[WORK INSTRUCTIONS]:
Reproduce the material exactly, omitting nothing.

[DATA LISTING]:
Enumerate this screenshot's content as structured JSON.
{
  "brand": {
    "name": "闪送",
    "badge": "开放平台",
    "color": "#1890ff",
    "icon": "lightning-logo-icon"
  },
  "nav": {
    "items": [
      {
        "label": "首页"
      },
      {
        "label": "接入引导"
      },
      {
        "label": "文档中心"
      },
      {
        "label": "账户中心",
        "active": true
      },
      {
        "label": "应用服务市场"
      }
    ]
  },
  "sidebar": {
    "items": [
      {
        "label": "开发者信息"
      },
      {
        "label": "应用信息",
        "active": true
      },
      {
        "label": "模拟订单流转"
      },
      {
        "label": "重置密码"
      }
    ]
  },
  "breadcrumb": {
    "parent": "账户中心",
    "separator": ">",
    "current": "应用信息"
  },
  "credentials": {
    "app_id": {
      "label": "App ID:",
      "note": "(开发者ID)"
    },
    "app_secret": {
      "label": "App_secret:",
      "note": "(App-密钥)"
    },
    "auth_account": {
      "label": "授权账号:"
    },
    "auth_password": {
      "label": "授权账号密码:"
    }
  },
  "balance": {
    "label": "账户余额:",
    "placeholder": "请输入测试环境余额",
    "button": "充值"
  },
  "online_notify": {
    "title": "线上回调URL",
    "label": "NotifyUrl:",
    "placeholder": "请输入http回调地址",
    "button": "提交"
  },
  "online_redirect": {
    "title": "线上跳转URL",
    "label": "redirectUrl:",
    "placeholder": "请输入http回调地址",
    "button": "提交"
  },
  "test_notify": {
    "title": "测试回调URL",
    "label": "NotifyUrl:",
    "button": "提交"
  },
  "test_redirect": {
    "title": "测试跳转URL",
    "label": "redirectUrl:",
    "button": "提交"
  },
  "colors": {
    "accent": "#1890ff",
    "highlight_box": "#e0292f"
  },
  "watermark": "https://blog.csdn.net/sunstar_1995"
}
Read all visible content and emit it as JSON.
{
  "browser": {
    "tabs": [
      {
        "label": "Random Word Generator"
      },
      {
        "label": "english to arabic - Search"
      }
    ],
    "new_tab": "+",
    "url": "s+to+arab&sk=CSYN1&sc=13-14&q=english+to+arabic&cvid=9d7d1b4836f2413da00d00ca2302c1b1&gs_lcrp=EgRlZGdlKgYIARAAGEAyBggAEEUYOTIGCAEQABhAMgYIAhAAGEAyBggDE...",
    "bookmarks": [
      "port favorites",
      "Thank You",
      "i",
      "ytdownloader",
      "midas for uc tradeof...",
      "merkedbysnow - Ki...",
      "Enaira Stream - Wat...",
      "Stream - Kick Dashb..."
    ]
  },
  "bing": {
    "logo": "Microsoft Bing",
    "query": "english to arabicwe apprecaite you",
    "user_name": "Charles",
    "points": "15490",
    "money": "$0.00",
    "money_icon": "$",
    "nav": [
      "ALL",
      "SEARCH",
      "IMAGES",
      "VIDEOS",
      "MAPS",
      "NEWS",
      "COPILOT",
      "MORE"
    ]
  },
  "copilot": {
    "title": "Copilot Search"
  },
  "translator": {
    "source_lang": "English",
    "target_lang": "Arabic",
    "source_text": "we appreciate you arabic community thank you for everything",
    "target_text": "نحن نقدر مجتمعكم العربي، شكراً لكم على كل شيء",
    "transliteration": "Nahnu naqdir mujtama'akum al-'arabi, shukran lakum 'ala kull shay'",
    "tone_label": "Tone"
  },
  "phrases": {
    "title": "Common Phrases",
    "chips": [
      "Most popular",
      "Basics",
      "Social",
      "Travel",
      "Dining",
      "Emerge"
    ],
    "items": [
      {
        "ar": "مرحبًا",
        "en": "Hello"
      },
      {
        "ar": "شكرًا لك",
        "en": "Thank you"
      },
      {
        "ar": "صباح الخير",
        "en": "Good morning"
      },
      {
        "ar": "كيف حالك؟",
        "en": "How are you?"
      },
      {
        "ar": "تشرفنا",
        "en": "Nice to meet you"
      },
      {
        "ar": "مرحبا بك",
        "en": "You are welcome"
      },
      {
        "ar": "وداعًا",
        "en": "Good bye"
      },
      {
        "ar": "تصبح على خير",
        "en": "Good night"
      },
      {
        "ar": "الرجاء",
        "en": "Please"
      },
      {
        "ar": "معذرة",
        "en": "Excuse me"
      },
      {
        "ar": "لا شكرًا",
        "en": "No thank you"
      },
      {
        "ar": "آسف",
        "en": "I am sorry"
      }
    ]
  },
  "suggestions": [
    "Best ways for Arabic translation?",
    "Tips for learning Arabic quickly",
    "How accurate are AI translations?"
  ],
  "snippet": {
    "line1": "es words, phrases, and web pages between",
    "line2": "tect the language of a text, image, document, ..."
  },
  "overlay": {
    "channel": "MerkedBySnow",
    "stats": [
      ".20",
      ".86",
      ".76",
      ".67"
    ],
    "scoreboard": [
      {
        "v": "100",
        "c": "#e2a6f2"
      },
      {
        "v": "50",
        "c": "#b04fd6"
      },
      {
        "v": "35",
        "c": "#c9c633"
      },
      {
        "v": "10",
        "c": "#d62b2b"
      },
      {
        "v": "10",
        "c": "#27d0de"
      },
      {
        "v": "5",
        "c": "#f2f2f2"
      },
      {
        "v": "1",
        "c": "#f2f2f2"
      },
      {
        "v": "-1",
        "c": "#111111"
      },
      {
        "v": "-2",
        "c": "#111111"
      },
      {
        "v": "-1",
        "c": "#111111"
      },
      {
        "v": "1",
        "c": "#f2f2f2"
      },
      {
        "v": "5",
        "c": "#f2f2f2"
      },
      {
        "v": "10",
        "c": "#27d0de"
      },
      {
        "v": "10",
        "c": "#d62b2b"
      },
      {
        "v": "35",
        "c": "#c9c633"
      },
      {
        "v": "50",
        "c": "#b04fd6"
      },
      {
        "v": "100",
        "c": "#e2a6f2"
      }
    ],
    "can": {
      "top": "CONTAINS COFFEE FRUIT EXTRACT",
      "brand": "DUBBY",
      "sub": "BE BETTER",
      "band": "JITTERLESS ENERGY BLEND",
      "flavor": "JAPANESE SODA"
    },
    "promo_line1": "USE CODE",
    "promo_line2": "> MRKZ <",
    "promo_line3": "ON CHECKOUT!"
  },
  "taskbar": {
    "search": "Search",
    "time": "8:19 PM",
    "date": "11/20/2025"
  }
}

[EXERCISE SOLUTION]:
Enumerate this screenshot's content as structured JSON.
{
  "brand": {
    "name": "闪送",
    "badge": "开放平台",
    "color": "#1890ff",
    "icon": "lightning-logo-icon"
  },
  "nav": {
    "items": [
      {
        "label": "首页"
      },
      {
        "label": "接入引导"
      },
      {
        "label": "文档中心"
      },
      {
        "label": "账户中心",
        "active": true
      },
      {
        "label": "应用服务市场"
      }
    ]
  },
  "sidebar": {
    "items": [
      {
        "label": "开发者信息"
      },
      {
        "label": "应用信息",
        "active": true
      },
      {
        "label": "模拟订单流转"
      },
      {
        "label": "重置密码"
      }
    ]
  },
  "breadcrumb": {
    "parent": "账户中心",
    "separator": ">",
    "current": "应用信息"
  },
  "credentials": {
    "app_id": {
      "label": "App ID:",
      "note": "(开发者ID)"
    },
    "app_secret": {
      "label": "App_secret:",
      "note": "(App-密钥)"
    },
    "auth_account": {
      "label": "授权账号:"
    },
    "auth_password": {
      "label": "授权账号密码:"
    }
  },
  "balance": {
    "label": "账户余额:",
    "placeholder": "请输入测试环境余额",
    "button": "充值"
  },
  "online_notify": {
    "title": "线上回调URL",
    "label": "NotifyUrl:",
    "placeholder": "请输入http回调地址",
    "button": "提交"
  },
  "online_redirect": {
    "title": "线上跳转URL",
    "label": "redirectUrl:",
    "placeholder": "请输入http回调地址",
    "button": "提交"
  },
  "test_notify": {
    "title": "测试回调URL",
    "label": "NotifyUrl:",
    "button": "提交"
  },
  "test_redirect": {
    "title": "测试跳转URL",
    "label": "redirectUrl:",
    "button": "提交"
  },
  "colors": {
    "accent": "#1890ff",
    "highlight_box": "#e0292f"
  },
  "watermark": "https://blog.csdn.net/sunstar_1995"
}
Read all visible content and emit it as JSON.
{
  "browser": {
    "tabs": [
      {
        "label": "Random Word Generator"
      },
      {
        "label": "english to arabic - Search"
      }
    ],
    "new_tab": "+",
    "url": "s+to+arab&sk=CSYN1&sc=13-14&q=english+to+arabic&cvid=9d7d1b4836f2413da00d00ca2302c1b1&gs_lcrp=EgRlZGdlKgYIARAAGEAyBggAEEUYOTIGCAEQABhAMgYIAhAAGEAyBggDE...",
    "bookmarks": [
      "port favorites",
      "Thank You",
      "i",
      "ytdownloader",
      "midas for uc tradeof...",
      "merkedbysnow - Ki...",
      "Enaira Stream - Wat...",
      "Stream - Kick Dashb..."
    ]
  },
  "bing": {
    "logo": "Microsoft Bing",
    "query": "english to arabicwe apprecaite you",
    "user_name": "Charles",
    "points": "15490",
    "money": "$0.00",
    "money_icon": "$",
    "nav": [
      "ALL",
      "SEARCH",
      "IMAGES",
      "VIDEOS",
      "MAPS",
      "NEWS",
      "COPILOT",
      "MORE"
    ]
  },
  "copilot": {
    "title": "Copilot Search"
  },
  "translator": {
    "source_lang": "English",
    "target_lang": "Arabic",
    "source_text": "we appreciate you arabic community thank you for everything",
    "target_text": "نحن نقدر مجتمعكم العربي، شكراً لكم على كل شيء",
    "transliteration": "Nahnu naqdir mujtama'akum al-'arabi, shukran lakum 'ala kull shay'",
    "tone_label": "Tone"
  },
  "phrases": {
    "title": "Common Phrases",
    "chips": [
      "Most popular",
      "Basics",
      "Social",
      "Travel",
      "Dining",
      "Emerge"
    ],
    "items": [
      {
        "ar": "مرحبًا",
        "en": "Hello"
      },
      {
        "ar": "شكرًا لك",
        "en": "Thank you"
      },
      {
        "ar": "صباح الخير",
        "en": "Good morning"
      },
      {
        "ar": "كيف حالك؟",
        "en": "How are you?"
      },
      {
        "ar": "تشرفنا",
        "en": "Nice to meet you"
      },
      {
        "ar": "مرحبا بك",
        "en": "You are welcome"
      },
      {
        "ar": "وداعًا",
        "en": "Good bye"
      },
      {
        "ar": "تصبح على خير",
        "en": "Good night"
      },
      {
        "ar": "الرجاء",
        "en": "Please"
      },
      {
        "ar": "معذرة",
        "en": "Excuse me"
      },
      {
        "ar": "لا شكرًا",
        "en": "No thank you"
      },
      {
        "ar": "آسف",
        "en": "I am sorry"
      }
    ]
  },
  "suggestions": [
    "Best ways for Arabic translation?",
    "Tips for learning Arabic quickly",
    "How accurate are AI translations?"
  ],
  "snippet": {
    "line1": "es words, phrases, and web pages between",
    "line2": "tect the language of a text, image, document, ..."
  },
  "overlay": {
    "channel": "MerkedBySnow",
    "stats": [
      ".20",
      ".86",
      ".76",
      ".67"
    ],
    "scoreboard": [
      {
        "v": "100",
        "c": "#e2a6f2"
      },
      {
        "v": "50",
        "c": "#b04fd6"
      },
      {
        "v": "35",
        "c": "#c9c633"
      },
      {
        "v": "10",
        "c": "#d62b2b"
      },
      {
        "v": "10",
        "c": "#27d0de"
      },
      {
        "v": "5",
        "c": "#f2f2f2"
      },
      {
        "v": "1",
        "c": "#f2f2f2"
      },
      {
        "v": "-1",
        "c": "#111111"
      },
      {
        "v": "-2",
        "c": "#111111"
      },
      {
        "v": "-1",
        "c": "#111111"
      },
      {
        "v": "1",
        "c": "#f2f2f2"
      },
      {
        "v": "5",
        "c": "#f2f2f2"
      },
      {
        "v": "10",
        "c": "#27d0de"
      },
      {
        "v": "10",
        "c": "#d62b2b"
      },
      {
        "v": "35",
        "c": "#c9c633"
      },
      {
        "v": "50",
        "c": "#b04fd6"
      },
      {
        "v": "100",
        "c": "#e2a6f2"
      }
    ],
    "can": {
      "top": "CONTAINS COFFEE FRUIT EXTRACT",
      "brand": "DUBBY",
      "sub": "BE BETTER",
      "band": "JITTERLESS ENERGY BLEND",
      "flavor": "JAPANESE SODA"
    },
    "promo_line1": "USE CODE",
    "promo_line2": "> MRKZ <",
    "promo_line3": "ON CHECKOUT!"
  },
  "taskbar": {
    "search": "Search",
    "time": "8:19 PM",
    "date": "11/20/2025"
  }
}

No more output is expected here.